GOAL
Return the lines where the word "ANKARA" occurs.

= = = = =

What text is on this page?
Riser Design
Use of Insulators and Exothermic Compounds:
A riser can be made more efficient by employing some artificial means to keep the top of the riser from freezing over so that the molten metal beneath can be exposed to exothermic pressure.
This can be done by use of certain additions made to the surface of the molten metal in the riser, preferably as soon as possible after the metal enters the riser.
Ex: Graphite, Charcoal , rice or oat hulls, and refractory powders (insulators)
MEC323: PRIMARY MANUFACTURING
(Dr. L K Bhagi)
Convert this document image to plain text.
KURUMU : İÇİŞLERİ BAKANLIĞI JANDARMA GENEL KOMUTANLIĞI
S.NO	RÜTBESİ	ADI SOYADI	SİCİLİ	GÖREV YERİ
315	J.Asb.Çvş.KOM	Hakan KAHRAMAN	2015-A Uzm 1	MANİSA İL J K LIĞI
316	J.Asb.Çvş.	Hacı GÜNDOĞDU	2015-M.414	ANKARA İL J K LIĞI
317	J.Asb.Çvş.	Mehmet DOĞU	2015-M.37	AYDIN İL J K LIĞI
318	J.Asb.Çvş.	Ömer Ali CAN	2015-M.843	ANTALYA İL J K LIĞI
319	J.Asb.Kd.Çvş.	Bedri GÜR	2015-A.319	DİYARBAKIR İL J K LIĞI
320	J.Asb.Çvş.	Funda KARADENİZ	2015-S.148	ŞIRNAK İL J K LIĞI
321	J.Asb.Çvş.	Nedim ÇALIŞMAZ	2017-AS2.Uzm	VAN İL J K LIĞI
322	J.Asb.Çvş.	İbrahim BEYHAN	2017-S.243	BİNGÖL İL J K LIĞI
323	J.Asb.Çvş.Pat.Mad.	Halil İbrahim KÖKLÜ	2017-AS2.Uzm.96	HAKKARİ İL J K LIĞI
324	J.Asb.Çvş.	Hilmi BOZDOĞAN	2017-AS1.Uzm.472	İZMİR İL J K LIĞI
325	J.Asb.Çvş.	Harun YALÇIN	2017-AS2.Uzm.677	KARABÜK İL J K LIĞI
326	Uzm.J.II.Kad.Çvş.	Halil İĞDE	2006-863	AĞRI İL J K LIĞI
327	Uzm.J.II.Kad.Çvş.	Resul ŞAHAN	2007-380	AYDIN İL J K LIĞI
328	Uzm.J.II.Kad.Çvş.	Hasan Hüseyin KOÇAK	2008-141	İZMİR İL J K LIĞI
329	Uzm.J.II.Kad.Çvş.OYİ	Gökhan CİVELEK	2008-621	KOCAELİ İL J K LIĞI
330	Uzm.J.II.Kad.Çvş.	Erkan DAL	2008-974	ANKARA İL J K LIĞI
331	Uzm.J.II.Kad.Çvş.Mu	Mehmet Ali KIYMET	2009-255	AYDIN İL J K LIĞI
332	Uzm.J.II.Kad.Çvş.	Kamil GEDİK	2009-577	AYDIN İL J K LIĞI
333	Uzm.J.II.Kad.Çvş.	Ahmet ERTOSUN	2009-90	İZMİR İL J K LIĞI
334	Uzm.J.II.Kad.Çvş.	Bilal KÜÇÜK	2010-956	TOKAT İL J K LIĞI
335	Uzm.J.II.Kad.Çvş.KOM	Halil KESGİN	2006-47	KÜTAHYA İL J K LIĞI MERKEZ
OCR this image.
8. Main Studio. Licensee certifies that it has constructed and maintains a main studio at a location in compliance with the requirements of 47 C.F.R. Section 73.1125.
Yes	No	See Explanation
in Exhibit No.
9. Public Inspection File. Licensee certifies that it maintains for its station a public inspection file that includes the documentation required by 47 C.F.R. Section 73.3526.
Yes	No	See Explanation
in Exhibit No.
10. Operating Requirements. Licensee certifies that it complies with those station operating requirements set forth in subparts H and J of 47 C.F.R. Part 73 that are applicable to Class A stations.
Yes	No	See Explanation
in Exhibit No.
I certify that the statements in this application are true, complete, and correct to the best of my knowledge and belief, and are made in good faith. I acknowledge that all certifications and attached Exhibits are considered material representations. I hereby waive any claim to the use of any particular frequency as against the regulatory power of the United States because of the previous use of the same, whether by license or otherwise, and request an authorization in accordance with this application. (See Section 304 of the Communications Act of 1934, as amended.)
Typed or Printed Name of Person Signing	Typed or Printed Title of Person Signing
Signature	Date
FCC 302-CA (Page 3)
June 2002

= = = = =

OUTPUT FOR THIS EXERCISE
316	J.Asb.Çvş.	Hacı GÜNDOĞDU	2015-M.414	ANKARA İL J K LIĞI
330	Uzm.J.II.Kad.Çvş.	Erkan DAL	2008-974	ANKARA İL J K LIĞI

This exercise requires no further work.